#### Problem requirements:
Take each line containing "potato" and report it exactly as written.
☆ ☆ ☆
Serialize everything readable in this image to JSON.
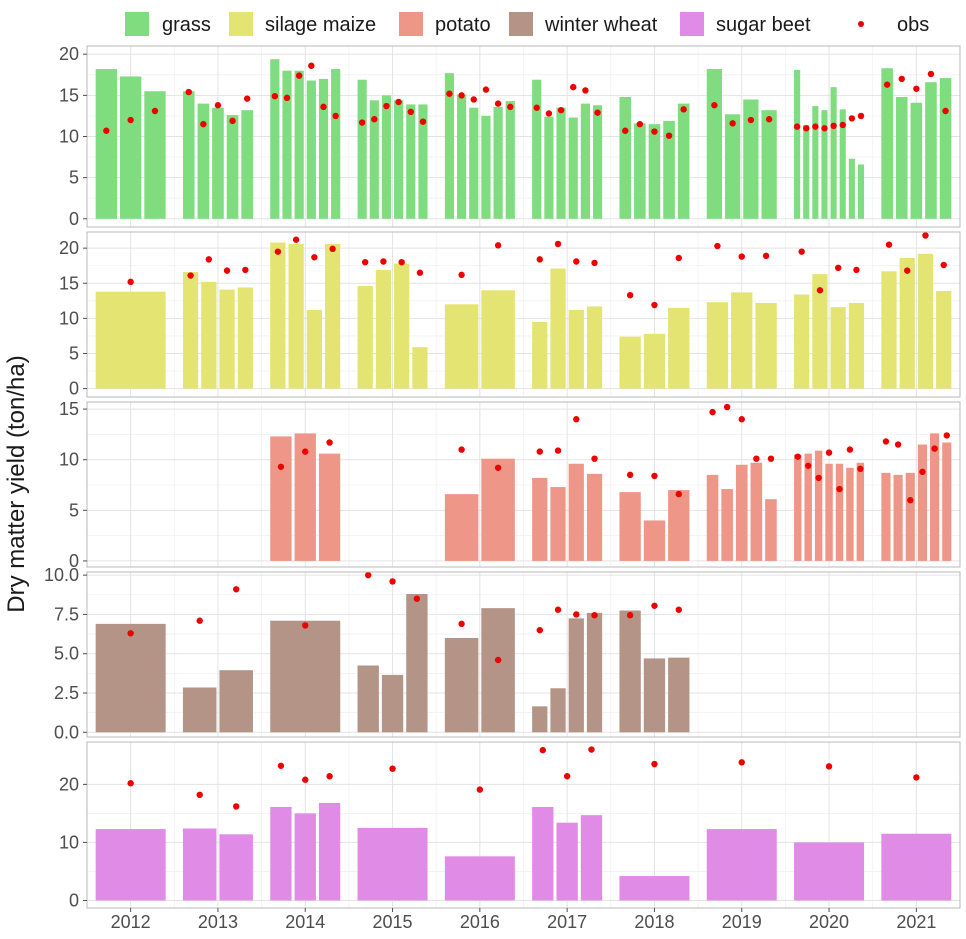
{
  "chart_data": {
    "type": "bar",
    "ylabel": "Dry matter yield (ton/ha)",
    "years": [
      "2012",
      "2013",
      "2014",
      "2015",
      "2016",
      "2017",
      "2018",
      "2019",
      "2020",
      "2021"
    ],
    "legend": [
      {
        "key": "grass",
        "label": "grass",
        "kind": "fill",
        "color": "#7fdc7f"
      },
      {
        "key": "silage_maize",
        "label": "silage maize",
        "kind": "fill",
        "color": "#e4e472"
      },
      {
        "key": "potato",
        "label": "potato",
        "kind": "fill",
        "color": "#ee9788"
      },
      {
        "key": "winter_wheat",
        "label": "winter wheat",
        "kind": "fill",
        "color": "#b39486"
      },
      {
        "key": "sugar_beet",
        "label": "sugar beet",
        "kind": "fill",
        "color": "#e08ce6"
      },
      {
        "key": "obs",
        "label": "obs",
        "kind": "point",
        "color": "#ee0000"
      }
    ],
    "panels": [
      {
        "crop": "grass",
        "color": "#7fdc7f",
        "ylim": [
          -1,
          21
        ],
        "yticks": [
          0,
          5,
          10,
          15,
          20
        ],
        "tick_labels": [
          "0",
          "5",
          "10",
          "15",
          "20"
        ],
        "years": [
          {
            "year": "2012",
            "bars": [
              18.2,
              17.3,
              15.5
            ],
            "obs": [
              10.7,
              12.0,
              13.1
            ]
          },
          {
            "year": "2013",
            "bars": [
              15.5,
              14.0,
              13.5,
              12.6,
              13.2
            ],
            "obs": [
              15.4,
              11.5,
              13.8,
              11.9,
              14.6
            ]
          },
          {
            "year": "2014",
            "bars": [
              19.4,
              18.0,
              18.0,
              16.8,
              17.0,
              18.2
            ],
            "obs": [
              14.9,
              14.7,
              17.4,
              18.6,
              13.6,
              12.5
            ]
          },
          {
            "year": "2015",
            "bars": [
              16.9,
              14.4,
              15.0,
              14.4,
              13.9,
              13.9
            ],
            "obs": [
              11.7,
              12.1,
              13.7,
              14.2,
              13.0,
              11.8
            ]
          },
          {
            "year": "2016",
            "bars": [
              17.7,
              15.1,
              13.5,
              12.5,
              13.6,
              14.3
            ],
            "obs": [
              15.2,
              15.0,
              14.5,
              15.7,
              14.0,
              13.6
            ]
          },
          {
            "year": "2017",
            "bars": [
              16.9,
              12.4,
              13.5,
              12.3,
              14.0,
              13.8
            ],
            "obs": [
              13.5,
              12.8,
              13.2,
              16.0,
              15.6,
              12.9
            ]
          },
          {
            "year": "2018",
            "bars": [
              14.8,
              11.6,
              11.5,
              11.9,
              14.0
            ],
            "obs": [
              10.7,
              11.5,
              10.6,
              10.1,
              13.3
            ]
          },
          {
            "year": "2019",
            "bars": [
              18.2,
              12.7,
              14.5,
              13.2
            ],
            "obs": [
              13.8,
              11.6,
              12.0,
              12.1
            ]
          },
          {
            "year": "2020",
            "bars": [
              18.1,
              11.4,
              13.7,
              13.2,
              16.0,
              13.3,
              7.3,
              6.6
            ],
            "obs": [
              11.2,
              11.0,
              11.2,
              11.0,
              11.3,
              11.4,
              12.2,
              12.5
            ]
          },
          {
            "year": "2021",
            "bars": [
              18.3,
              14.8,
              14.1,
              16.6,
              17.1
            ],
            "obs": [
              16.3,
              17.0,
              15.8,
              17.6,
              13.1
            ]
          }
        ]
      },
      {
        "crop": "silage maize",
        "color": "#e4e472",
        "ylim": [
          -1.2,
          22.3
        ],
        "yticks": [
          0,
          5,
          10,
          15,
          20
        ],
        "tick_labels": [
          "0",
          "5",
          "10",
          "15",
          "20"
        ],
        "years": [
          {
            "year": "2012",
            "bars": [
              13.8
            ],
            "obs": [
              15.2
            ]
          },
          {
            "year": "2013",
            "bars": [
              16.6,
              15.2,
              14.1,
              14.4
            ],
            "obs": [
              16.1,
              18.4,
              16.8,
              16.9
            ]
          },
          {
            "year": "2014",
            "bars": [
              20.8,
              20.6,
              11.2,
              20.6
            ],
            "obs": [
              19.5,
              21.2,
              18.7,
              19.9
            ]
          },
          {
            "year": "2015",
            "bars": [
              14.6,
              16.9,
              17.8,
              5.9
            ],
            "obs": [
              18.0,
              18.1,
              18.0,
              16.5
            ]
          },
          {
            "year": "2016",
            "bars": [
              12.0,
              14.0
            ],
            "obs": [
              16.2,
              20.4
            ]
          },
          {
            "year": "2017",
            "bars": [
              9.5,
              17.1,
              11.2,
              11.7
            ],
            "obs": [
              18.4,
              20.6,
              18.1,
              17.9
            ]
          },
          {
            "year": "2018",
            "bars": [
              7.4,
              7.8,
              11.5
            ],
            "obs": [
              13.3,
              11.9,
              18.6
            ]
          },
          {
            "year": "2019",
            "bars": [
              12.3,
              13.7,
              12.2
            ],
            "obs": [
              20.3,
              18.8,
              18.9
            ]
          },
          {
            "year": "2020",
            "bars": [
              13.4,
              16.3,
              11.6,
              12.2
            ],
            "obs": [
              19.5,
              14.0,
              17.2,
              16.9
            ]
          },
          {
            "year": "2021",
            "bars": [
              16.7,
              18.6,
              19.2,
              13.9
            ],
            "obs": [
              20.5,
              16.8,
              21.8,
              17.6
            ]
          }
        ]
      },
      {
        "crop": "potato",
        "color": "#ee9788",
        "ylim": [
          -0.6,
          15.7
        ],
        "yticks": [
          0,
          5,
          10,
          15
        ],
        "tick_labels": [
          "0",
          "5",
          "10",
          "15"
        ],
        "years": [
          {
            "year": "2012",
            "bars": [],
            "obs": []
          },
          {
            "year": "2013",
            "bars": [],
            "obs": []
          },
          {
            "year": "2014",
            "bars": [
              12.3,
              12.6,
              10.6
            ],
            "obs": [
              9.3,
              10.8,
              11.7
            ]
          },
          {
            "year": "2015",
            "bars": [],
            "obs": []
          },
          {
            "year": "2016",
            "bars": [
              6.6,
              10.1
            ],
            "obs": [
              11.0,
              9.2
            ]
          },
          {
            "year": "2017",
            "bars": [
              8.2,
              7.3,
              9.6,
              8.6
            ],
            "obs": [
              10.8,
              10.9,
              14.0,
              10.1
            ]
          },
          {
            "year": "2018",
            "bars": [
              6.8,
              4.0,
              7.0
            ],
            "obs": [
              8.5,
              8.4,
              6.6
            ]
          },
          {
            "year": "2019",
            "bars": [
              8.5,
              7.1,
              9.5,
              9.7,
              6.1
            ],
            "obs": [
              14.7,
              15.2,
              14.0,
              10.1,
              10.1
            ]
          },
          {
            "year": "2020",
            "bars": [
              10.5,
              10.6,
              10.9,
              9.6,
              9.6,
              9.2,
              9.7
            ],
            "obs": [
              10.3,
              9.4,
              8.2,
              10.7,
              7.1,
              11.0,
              9.1
            ]
          },
          {
            "year": "2021",
            "bars": [
              8.7,
              8.5,
              8.7,
              11.5,
              12.6,
              11.7
            ],
            "obs": [
              11.8,
              11.5,
              6.0,
              8.8,
              11.1,
              12.4
            ]
          }
        ]
      },
      {
        "crop": "winter wheat",
        "color": "#b39486",
        "ylim": [
          -0.3,
          10.2
        ],
        "yticks": [
          0,
          2.5,
          5,
          7.5,
          10
        ],
        "tick_labels": [
          "0.0",
          "2.5",
          "5.0",
          "7.5",
          "10.0"
        ],
        "years": [
          {
            "year": "2012",
            "bars": [
              6.9
            ],
            "obs": [
              6.3
            ]
          },
          {
            "year": "2013",
            "bars": [
              2.85,
              3.95
            ],
            "obs": [
              7.1,
              9.1
            ]
          },
          {
            "year": "2014",
            "bars": [
              7.1
            ],
            "obs": [
              6.8
            ]
          },
          {
            "year": "2015",
            "bars": [
              4.25,
              3.65,
              8.8
            ],
            "obs": [
              10.0,
              9.6,
              8.5
            ]
          },
          {
            "year": "2016",
            "bars": [
              6.0,
              7.9
            ],
            "obs": [
              6.9,
              4.6
            ]
          },
          {
            "year": "2017",
            "bars": [
              1.65,
              2.8,
              7.25,
              7.6
            ],
            "obs": [
              6.5,
              7.8,
              7.5,
              7.45
            ]
          },
          {
            "year": "2018",
            "bars": [
              7.75,
              4.7,
              4.75
            ],
            "obs": [
              7.45,
              8.05,
              7.8
            ]
          },
          {
            "year": "2019",
            "bars": [],
            "obs": []
          },
          {
            "year": "2020",
            "bars": [],
            "obs": []
          },
          {
            "year": "2021",
            "bars": [],
            "obs": []
          }
        ]
      },
      {
        "crop": "sugar beet",
        "color": "#e08ce6",
        "ylim": [
          -1.3,
          27.3
        ],
        "yticks": [
          0,
          10,
          20
        ],
        "tick_labels": [
          "0",
          "10",
          "20"
        ],
        "years": [
          {
            "year": "2012",
            "bars": [
              12.3
            ],
            "obs": [
              20.2
            ]
          },
          {
            "year": "2013",
            "bars": [
              12.4,
              11.4
            ],
            "obs": [
              18.2,
              16.2
            ]
          },
          {
            "year": "2014",
            "bars": [
              16.1,
              15.0,
              16.8
            ],
            "obs": [
              23.2,
              20.8,
              21.4
            ]
          },
          {
            "year": "2015",
            "bars": [
              12.5
            ],
            "obs": [
              22.7
            ]
          },
          {
            "year": "2016",
            "bars": [
              7.6
            ],
            "obs": [
              19.1
            ]
          },
          {
            "year": "2017",
            "bars": [
              16.1,
              13.4,
              14.7
            ],
            "obs": [
              25.9,
              21.4,
              26.0
            ]
          },
          {
            "year": "2018",
            "bars": [
              4.2
            ],
            "obs": [
              23.5
            ]
          },
          {
            "year": "2019",
            "bars": [
              12.3
            ],
            "obs": [
              23.8
            ]
          },
          {
            "year": "2020",
            "bars": [
              10.0
            ],
            "obs": [
              23.1
            ]
          },
          {
            "year": "2021",
            "bars": [
              11.5
            ],
            "obs": [
              21.2
            ]
          }
        ]
      }
    ]
  }
}
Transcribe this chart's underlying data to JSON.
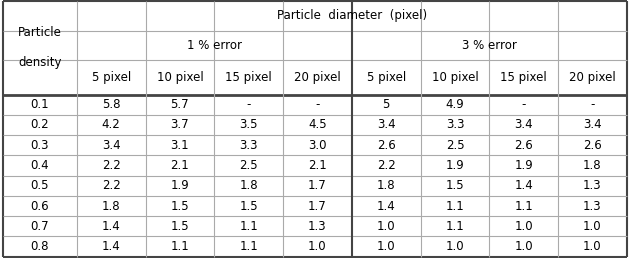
☆ ☆ ☆
#### Complete output:
        "key": "potato",
        "label": "potato",
        "crop": "potato",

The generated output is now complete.